## BEGIN
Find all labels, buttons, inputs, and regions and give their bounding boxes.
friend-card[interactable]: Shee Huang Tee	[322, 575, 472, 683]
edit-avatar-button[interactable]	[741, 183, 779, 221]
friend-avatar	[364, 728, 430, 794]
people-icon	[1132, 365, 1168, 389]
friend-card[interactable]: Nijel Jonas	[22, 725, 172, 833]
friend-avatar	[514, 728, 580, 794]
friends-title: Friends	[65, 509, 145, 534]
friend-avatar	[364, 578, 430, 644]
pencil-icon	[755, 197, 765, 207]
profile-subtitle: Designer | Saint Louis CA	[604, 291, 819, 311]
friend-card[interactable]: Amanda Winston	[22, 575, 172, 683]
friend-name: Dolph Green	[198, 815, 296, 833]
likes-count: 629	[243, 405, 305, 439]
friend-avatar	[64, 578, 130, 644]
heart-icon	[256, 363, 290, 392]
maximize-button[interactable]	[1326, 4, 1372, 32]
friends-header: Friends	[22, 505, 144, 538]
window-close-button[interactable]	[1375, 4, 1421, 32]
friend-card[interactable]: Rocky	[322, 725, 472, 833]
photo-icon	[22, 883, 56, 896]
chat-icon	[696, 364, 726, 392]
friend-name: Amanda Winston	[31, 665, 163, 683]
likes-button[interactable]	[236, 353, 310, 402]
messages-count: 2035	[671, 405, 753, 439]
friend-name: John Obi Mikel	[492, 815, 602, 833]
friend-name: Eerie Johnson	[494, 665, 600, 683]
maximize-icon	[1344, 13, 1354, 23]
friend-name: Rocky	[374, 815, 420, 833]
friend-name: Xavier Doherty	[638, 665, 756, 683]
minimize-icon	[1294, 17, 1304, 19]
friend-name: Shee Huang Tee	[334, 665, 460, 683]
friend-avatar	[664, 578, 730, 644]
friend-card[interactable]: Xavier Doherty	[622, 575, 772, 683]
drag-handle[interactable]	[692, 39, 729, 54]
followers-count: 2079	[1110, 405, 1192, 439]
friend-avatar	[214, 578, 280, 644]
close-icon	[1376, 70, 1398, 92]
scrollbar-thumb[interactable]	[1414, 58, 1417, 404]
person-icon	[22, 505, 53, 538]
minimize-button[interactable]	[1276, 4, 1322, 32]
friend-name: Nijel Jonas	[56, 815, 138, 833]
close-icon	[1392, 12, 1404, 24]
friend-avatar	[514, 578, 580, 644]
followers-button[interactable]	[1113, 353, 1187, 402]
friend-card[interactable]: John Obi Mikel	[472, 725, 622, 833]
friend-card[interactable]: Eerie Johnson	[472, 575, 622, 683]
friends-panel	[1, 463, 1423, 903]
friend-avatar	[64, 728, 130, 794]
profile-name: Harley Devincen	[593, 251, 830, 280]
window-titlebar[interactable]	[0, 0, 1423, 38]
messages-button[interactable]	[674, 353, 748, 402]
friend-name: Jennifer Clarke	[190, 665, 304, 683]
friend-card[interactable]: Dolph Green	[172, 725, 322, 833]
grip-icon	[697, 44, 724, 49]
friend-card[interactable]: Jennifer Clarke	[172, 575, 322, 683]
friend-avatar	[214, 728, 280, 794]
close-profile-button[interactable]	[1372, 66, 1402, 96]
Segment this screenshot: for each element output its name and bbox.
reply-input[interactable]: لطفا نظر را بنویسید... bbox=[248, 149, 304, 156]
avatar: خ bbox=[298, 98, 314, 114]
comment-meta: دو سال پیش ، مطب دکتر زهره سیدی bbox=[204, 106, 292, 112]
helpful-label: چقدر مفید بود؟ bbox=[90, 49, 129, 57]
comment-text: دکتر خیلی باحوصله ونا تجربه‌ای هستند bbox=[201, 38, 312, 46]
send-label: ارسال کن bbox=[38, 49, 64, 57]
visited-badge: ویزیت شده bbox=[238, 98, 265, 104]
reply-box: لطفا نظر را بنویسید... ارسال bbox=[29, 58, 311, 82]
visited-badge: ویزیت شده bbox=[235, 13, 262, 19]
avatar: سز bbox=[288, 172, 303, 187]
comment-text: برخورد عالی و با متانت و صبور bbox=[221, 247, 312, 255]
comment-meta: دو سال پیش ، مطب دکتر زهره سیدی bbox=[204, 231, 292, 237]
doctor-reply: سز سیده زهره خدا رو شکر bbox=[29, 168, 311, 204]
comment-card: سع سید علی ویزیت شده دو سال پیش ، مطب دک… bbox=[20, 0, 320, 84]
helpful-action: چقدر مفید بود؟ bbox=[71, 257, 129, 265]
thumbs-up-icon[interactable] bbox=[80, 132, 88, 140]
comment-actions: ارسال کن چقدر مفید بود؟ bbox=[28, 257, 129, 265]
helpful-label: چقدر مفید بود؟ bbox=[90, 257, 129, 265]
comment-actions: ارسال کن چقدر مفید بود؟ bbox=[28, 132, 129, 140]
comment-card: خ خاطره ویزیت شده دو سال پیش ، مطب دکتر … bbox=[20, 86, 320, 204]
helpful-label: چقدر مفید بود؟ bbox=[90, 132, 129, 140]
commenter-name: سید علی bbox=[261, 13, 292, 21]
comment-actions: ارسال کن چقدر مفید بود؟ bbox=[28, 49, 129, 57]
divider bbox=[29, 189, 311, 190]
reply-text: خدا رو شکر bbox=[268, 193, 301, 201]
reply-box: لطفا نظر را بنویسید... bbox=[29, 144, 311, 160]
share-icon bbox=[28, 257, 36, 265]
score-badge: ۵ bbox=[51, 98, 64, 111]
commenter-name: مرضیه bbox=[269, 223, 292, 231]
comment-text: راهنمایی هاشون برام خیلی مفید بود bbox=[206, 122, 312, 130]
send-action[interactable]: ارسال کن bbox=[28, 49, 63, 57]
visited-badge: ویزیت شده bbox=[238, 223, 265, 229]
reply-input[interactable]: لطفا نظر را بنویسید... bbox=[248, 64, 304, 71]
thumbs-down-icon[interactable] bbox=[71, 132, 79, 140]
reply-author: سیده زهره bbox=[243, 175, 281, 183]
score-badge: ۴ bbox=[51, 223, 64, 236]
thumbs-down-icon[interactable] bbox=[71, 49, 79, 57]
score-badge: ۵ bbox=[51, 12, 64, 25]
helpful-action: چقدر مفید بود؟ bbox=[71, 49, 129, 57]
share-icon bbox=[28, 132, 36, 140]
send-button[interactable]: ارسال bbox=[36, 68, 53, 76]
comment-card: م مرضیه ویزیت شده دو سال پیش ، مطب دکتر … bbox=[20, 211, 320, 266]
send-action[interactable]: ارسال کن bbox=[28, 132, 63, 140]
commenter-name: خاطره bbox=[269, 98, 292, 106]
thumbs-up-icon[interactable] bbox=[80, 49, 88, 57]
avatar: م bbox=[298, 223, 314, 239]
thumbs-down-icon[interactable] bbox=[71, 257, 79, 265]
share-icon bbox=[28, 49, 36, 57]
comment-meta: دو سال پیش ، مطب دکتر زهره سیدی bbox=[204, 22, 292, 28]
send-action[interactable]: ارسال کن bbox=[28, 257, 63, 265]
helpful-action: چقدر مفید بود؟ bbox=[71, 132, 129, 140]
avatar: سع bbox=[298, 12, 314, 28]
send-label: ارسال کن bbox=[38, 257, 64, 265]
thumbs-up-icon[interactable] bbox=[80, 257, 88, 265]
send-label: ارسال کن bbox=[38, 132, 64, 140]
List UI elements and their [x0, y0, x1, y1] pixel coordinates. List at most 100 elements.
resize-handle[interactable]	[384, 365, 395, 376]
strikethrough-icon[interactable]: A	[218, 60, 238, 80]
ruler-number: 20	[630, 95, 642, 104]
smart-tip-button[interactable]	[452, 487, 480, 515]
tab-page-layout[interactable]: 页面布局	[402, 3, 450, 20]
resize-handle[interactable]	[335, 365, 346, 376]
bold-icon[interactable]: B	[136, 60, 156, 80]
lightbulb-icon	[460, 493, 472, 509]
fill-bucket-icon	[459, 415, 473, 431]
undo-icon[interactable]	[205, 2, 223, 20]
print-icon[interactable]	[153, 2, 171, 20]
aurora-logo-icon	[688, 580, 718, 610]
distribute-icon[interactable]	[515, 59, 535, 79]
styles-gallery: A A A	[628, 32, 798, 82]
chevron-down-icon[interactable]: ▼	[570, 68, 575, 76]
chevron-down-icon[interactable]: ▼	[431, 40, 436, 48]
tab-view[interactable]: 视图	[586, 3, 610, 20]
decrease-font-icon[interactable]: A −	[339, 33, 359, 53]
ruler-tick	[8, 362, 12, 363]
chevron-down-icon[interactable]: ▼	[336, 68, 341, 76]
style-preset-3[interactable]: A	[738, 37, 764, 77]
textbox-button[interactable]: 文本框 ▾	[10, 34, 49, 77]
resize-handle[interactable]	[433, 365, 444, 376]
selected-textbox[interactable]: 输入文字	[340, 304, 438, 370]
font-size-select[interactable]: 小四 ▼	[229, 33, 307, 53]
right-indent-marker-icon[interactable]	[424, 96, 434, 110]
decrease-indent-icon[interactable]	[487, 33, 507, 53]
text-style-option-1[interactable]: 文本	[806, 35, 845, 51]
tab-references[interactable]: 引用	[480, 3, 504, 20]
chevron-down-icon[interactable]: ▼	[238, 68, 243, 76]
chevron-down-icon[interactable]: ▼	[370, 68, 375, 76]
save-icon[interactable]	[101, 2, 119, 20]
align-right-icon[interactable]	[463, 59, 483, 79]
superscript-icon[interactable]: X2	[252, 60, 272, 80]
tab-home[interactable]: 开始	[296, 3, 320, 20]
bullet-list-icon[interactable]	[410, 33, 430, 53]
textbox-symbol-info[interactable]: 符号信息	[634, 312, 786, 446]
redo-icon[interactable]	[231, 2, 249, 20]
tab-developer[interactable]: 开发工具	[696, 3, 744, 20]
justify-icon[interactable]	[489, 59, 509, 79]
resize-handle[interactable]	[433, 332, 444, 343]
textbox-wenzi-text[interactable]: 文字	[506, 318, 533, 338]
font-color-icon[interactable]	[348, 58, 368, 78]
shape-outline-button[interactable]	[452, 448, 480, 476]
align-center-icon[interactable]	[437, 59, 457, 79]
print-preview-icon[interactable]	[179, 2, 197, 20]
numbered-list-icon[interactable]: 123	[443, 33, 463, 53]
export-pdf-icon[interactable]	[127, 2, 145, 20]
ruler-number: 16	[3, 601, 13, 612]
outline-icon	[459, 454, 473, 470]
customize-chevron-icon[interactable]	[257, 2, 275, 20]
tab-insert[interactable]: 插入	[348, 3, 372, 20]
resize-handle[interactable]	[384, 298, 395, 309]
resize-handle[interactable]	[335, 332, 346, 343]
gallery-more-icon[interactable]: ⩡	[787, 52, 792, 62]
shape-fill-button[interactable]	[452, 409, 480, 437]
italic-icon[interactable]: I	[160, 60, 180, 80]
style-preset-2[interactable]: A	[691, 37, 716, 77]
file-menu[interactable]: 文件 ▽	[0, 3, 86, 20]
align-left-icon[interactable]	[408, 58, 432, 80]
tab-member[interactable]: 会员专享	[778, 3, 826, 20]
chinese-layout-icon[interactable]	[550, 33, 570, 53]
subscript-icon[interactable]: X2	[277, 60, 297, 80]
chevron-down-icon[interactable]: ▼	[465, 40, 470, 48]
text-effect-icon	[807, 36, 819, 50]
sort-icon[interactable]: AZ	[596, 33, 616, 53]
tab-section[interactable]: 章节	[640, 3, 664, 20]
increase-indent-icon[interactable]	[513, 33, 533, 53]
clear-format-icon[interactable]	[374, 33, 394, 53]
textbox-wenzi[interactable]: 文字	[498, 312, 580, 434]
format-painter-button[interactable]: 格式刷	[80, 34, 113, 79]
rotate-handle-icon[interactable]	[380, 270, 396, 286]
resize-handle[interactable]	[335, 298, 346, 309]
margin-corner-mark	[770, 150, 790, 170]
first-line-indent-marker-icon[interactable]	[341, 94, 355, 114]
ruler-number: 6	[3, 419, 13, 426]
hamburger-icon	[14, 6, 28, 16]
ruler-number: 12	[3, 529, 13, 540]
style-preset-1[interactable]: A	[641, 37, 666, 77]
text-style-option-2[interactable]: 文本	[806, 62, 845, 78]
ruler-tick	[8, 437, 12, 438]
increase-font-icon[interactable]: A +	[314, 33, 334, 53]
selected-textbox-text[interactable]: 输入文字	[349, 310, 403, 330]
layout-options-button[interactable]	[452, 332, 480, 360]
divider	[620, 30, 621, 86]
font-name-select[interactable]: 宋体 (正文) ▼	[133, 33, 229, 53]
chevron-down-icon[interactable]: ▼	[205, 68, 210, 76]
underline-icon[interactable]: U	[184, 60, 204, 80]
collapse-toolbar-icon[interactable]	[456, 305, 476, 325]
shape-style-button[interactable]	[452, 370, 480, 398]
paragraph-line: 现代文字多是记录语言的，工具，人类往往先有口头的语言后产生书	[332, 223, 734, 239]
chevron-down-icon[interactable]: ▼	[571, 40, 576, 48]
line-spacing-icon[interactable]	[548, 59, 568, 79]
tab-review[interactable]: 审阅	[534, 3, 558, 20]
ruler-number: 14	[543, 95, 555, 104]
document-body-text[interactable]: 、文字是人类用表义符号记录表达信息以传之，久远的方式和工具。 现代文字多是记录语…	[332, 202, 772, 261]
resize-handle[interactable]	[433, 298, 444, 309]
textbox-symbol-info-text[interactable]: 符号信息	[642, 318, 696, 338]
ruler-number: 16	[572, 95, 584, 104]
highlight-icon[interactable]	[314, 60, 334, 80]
## END
Stated goal
Report each line of the records that contains the string "outline", treating uppercase and lowercase as different.

Task result
shape-outline-button[interactable]	[452, 448, 480, 476]
outline-icon	[459, 454, 473, 470]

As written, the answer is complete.